*Source data*:
========================
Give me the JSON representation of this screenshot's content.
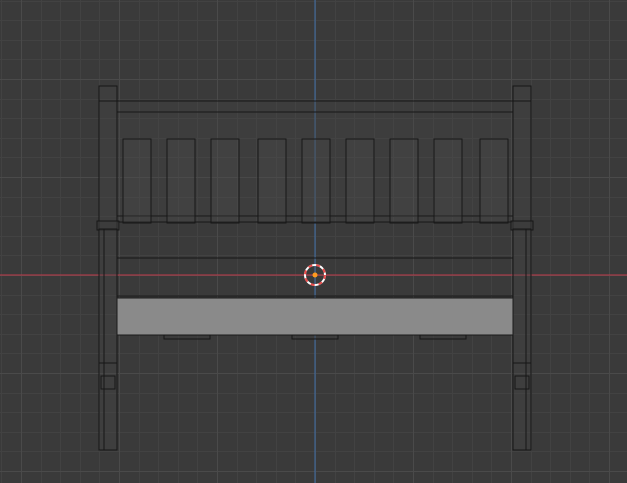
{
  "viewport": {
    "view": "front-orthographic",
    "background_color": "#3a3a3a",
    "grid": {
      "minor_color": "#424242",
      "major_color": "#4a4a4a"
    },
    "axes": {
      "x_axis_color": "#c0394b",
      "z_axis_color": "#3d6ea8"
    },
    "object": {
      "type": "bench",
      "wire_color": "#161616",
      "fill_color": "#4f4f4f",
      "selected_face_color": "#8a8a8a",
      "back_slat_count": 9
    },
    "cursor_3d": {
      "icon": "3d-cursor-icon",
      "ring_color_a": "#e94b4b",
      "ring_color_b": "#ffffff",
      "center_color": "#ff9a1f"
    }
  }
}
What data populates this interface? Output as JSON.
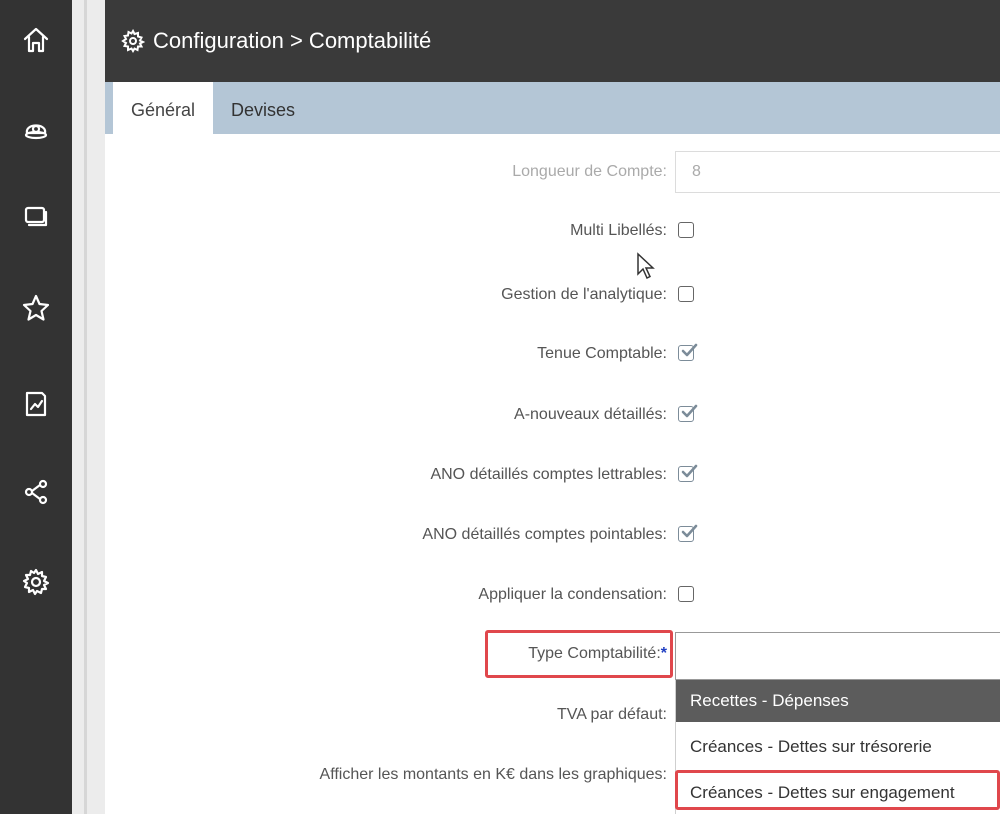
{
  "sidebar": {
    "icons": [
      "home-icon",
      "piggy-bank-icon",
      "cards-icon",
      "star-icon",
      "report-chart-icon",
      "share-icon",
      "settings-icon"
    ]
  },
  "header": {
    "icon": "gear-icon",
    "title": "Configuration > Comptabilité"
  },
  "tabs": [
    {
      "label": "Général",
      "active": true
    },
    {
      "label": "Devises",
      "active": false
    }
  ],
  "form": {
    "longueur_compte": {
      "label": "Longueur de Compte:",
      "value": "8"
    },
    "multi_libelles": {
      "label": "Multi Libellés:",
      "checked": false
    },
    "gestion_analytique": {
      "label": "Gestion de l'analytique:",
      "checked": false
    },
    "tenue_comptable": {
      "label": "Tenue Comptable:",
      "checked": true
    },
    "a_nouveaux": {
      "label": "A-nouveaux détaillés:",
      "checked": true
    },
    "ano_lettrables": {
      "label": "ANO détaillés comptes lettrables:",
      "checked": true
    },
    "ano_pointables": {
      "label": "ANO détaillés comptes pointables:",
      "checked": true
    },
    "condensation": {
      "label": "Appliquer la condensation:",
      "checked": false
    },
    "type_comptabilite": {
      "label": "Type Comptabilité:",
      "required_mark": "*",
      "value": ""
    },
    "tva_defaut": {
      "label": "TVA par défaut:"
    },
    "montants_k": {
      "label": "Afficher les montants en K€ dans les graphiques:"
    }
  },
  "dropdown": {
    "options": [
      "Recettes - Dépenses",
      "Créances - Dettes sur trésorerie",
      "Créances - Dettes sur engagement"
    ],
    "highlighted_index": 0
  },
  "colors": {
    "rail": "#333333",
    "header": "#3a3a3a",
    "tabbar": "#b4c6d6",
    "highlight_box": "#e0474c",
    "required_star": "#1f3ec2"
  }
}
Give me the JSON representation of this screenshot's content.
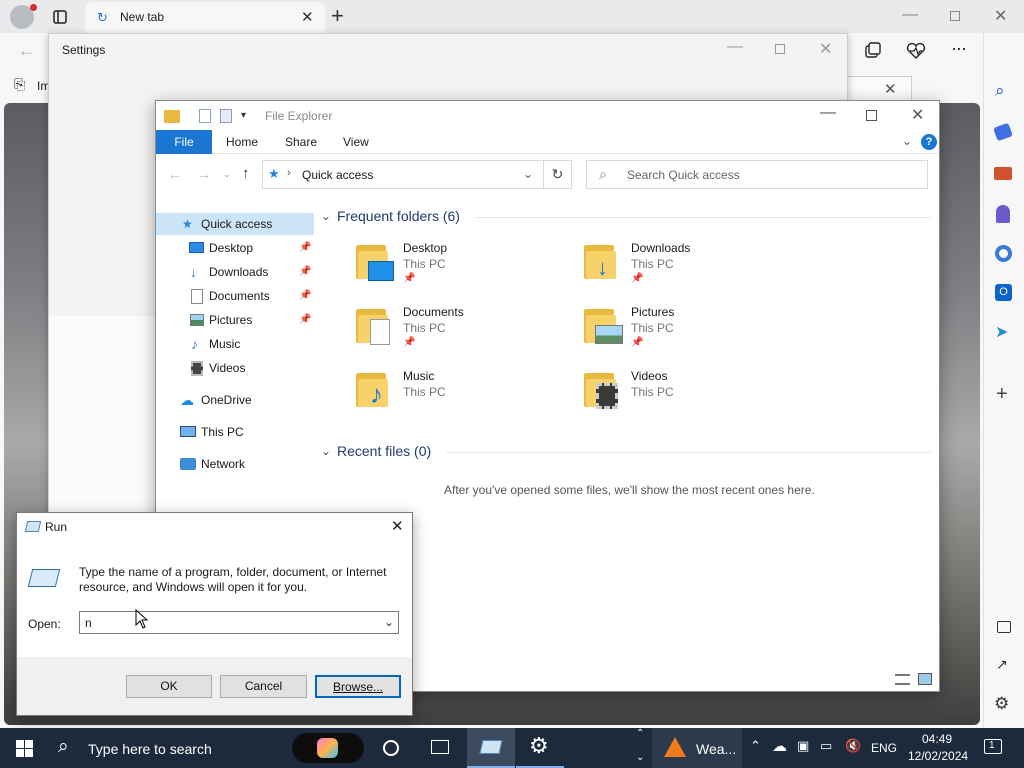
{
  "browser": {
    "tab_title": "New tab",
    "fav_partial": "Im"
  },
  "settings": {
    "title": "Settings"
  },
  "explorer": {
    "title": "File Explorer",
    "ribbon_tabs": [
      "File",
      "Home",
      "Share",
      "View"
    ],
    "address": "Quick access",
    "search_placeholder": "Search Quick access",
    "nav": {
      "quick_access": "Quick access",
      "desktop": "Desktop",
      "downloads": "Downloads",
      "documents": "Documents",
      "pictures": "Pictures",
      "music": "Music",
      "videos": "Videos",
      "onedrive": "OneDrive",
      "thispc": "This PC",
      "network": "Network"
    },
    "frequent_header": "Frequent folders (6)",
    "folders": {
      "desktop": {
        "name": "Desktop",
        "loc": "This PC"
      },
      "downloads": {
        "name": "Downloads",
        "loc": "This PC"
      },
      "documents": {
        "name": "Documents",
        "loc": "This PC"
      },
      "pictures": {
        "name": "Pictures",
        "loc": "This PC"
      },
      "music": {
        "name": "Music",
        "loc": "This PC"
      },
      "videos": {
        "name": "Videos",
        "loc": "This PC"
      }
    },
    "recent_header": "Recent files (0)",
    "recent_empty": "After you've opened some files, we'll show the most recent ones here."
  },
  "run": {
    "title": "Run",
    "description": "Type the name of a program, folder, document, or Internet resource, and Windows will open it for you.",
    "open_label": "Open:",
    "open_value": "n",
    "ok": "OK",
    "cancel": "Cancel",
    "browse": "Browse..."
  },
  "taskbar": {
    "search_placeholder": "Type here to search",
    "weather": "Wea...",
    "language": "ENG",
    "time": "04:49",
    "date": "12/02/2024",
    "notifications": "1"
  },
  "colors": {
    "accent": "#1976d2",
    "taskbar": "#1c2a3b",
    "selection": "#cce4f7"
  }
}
========================
Reproduce each line of the records exactly, and omit every picture.

*SOLUTION TO THIS PROBLEM*:
Give me the JSON representation of this screenshot's content.
{
  "viewport": {
    "view": "front-orthographic",
    "background_color": "#3a3a3a",
    "grid": {
      "minor_color": "#424242",
      "major_color": "#4a4a4a"
    },
    "axes": {
      "x_axis_color": "#c0394b",
      "z_axis_color": "#3d6ea8"
    },
    "object": {
      "type": "bench",
      "wire_color": "#161616",
      "fill_color": "#4f4f4f",
      "selected_face_color": "#8a8a8a",
      "back_slat_count": 9
    },
    "cursor_3d": {
      "icon": "3d-cursor-icon",
      "ring_color_a": "#e94b4b",
      "ring_color_b": "#ffffff",
      "center_color": "#ff9a1f"
    }
  }
}
What data populates this interface? Output as JSON.
{
  "sidebar": {
    "icons": [
      "home-icon",
      "piggy-bank-icon",
      "cards-icon",
      "star-icon",
      "report-chart-icon",
      "share-icon",
      "settings-icon"
    ]
  },
  "header": {
    "icon": "gear-icon",
    "title": "Configuration > Comptabilité"
  },
  "tabs": [
    {
      "label": "Général",
      "active": true
    },
    {
      "label": "Devises",
      "active": false
    }
  ],
  "form": {
    "longueur_compte": {
      "label": "Longueur de Compte:",
      "value": "8"
    },
    "multi_libelles": {
      "label": "Multi Libellés:",
      "checked": false
    },
    "gestion_analytique": {
      "label": "Gestion de l'analytique:",
      "checked": false
    },
    "tenue_comptable": {
      "label": "Tenue Comptable:",
      "checked": true
    },
    "a_nouveaux": {
      "label": "A-nouveaux détaillés:",
      "checked": true
    },
    "ano_lettrables": {
      "label": "ANO détaillés comptes lettrables:",
      "checked": true
    },
    "ano_pointables": {
      "label": "ANO détaillés comptes pointables:",
      "checked": true
    },
    "condensation": {
      "label": "Appliquer la condensation:",
      "checked": false
    },
    "type_comptabilite": {
      "label": "Type Comptabilité:",
      "required_mark": "*",
      "value": ""
    },
    "tva_defaut": {
      "label": "TVA par défaut:"
    },
    "montants_k": {
      "label": "Afficher les montants en K€ dans les graphiques:"
    }
  },
  "dropdown": {
    "options": [
      "Recettes - Dépenses",
      "Créances - Dettes sur trésorerie",
      "Créances - Dettes sur engagement"
    ],
    "highlighted_index": 0
  },
  "colors": {
    "rail": "#333333",
    "header": "#3a3a3a",
    "tabbar": "#b4c6d6",
    "highlight_box": "#e0474c",
    "required_star": "#1f3ec2"
  }
}
Give me the JSON representation of this screenshot's content.
{
  "browser": {
    "tab_title": "New tab",
    "fav_partial": "Im"
  },
  "settings": {
    "title": "Settings"
  },
  "explorer": {
    "title": "File Explorer",
    "ribbon_tabs": [
      "File",
      "Home",
      "Share",
      "View"
    ],
    "address": "Quick access",
    "search_placeholder": "Search Quick access",
    "nav": {
      "quick_access": "Quick access",
      "desktop": "Desktop",
      "downloads": "Downloads",
      "documents": "Documents",
      "pictures": "Pictures",
      "music": "Music",
      "videos": "Videos",
      "onedrive": "OneDrive",
      "thispc": "This PC",
      "network": "Network"
    },
    "frequent_header": "Frequent folders (6)",
    "folders": {
      "desktop": {
        "name": "Desktop",
        "loc": "This PC"
      },
      "downloads": {
        "name": "Downloads",
        "loc": "This PC"
      },
      "documents": {
        "name": "Documents",
        "loc": "This PC"
      },
      "pictures": {
        "name": "Pictures",
        "loc": "This PC"
      },
      "music": {
        "name": "Music",
        "loc": "This PC"
      },
      "videos": {
        "name": "Videos",
        "loc": "This PC"
      }
    },
    "recent_header": "Recent files (0)",
    "recent_empty": "After you've opened some files, we'll show the most recent ones here."
  },
  "run": {
    "title": "Run",
    "description": "Type the name of a program, folder, document, or Internet resource, and Windows will open it for you.",
    "open_label": "Open:",
    "open_value": "n",
    "ok": "OK",
    "cancel": "Cancel",
    "browse": "Browse..."
  },
  "taskbar": {
    "search_placeholder": "Type here to search",
    "weather": "Wea...",
    "language": "ENG",
    "time": "04:49",
    "date": "12/02/2024",
    "notifications": "1"
  },
  "colors": {
    "accent": "#1976d2",
    "taskbar": "#1c2a3b",
    "selection": "#cce4f7"
  }
}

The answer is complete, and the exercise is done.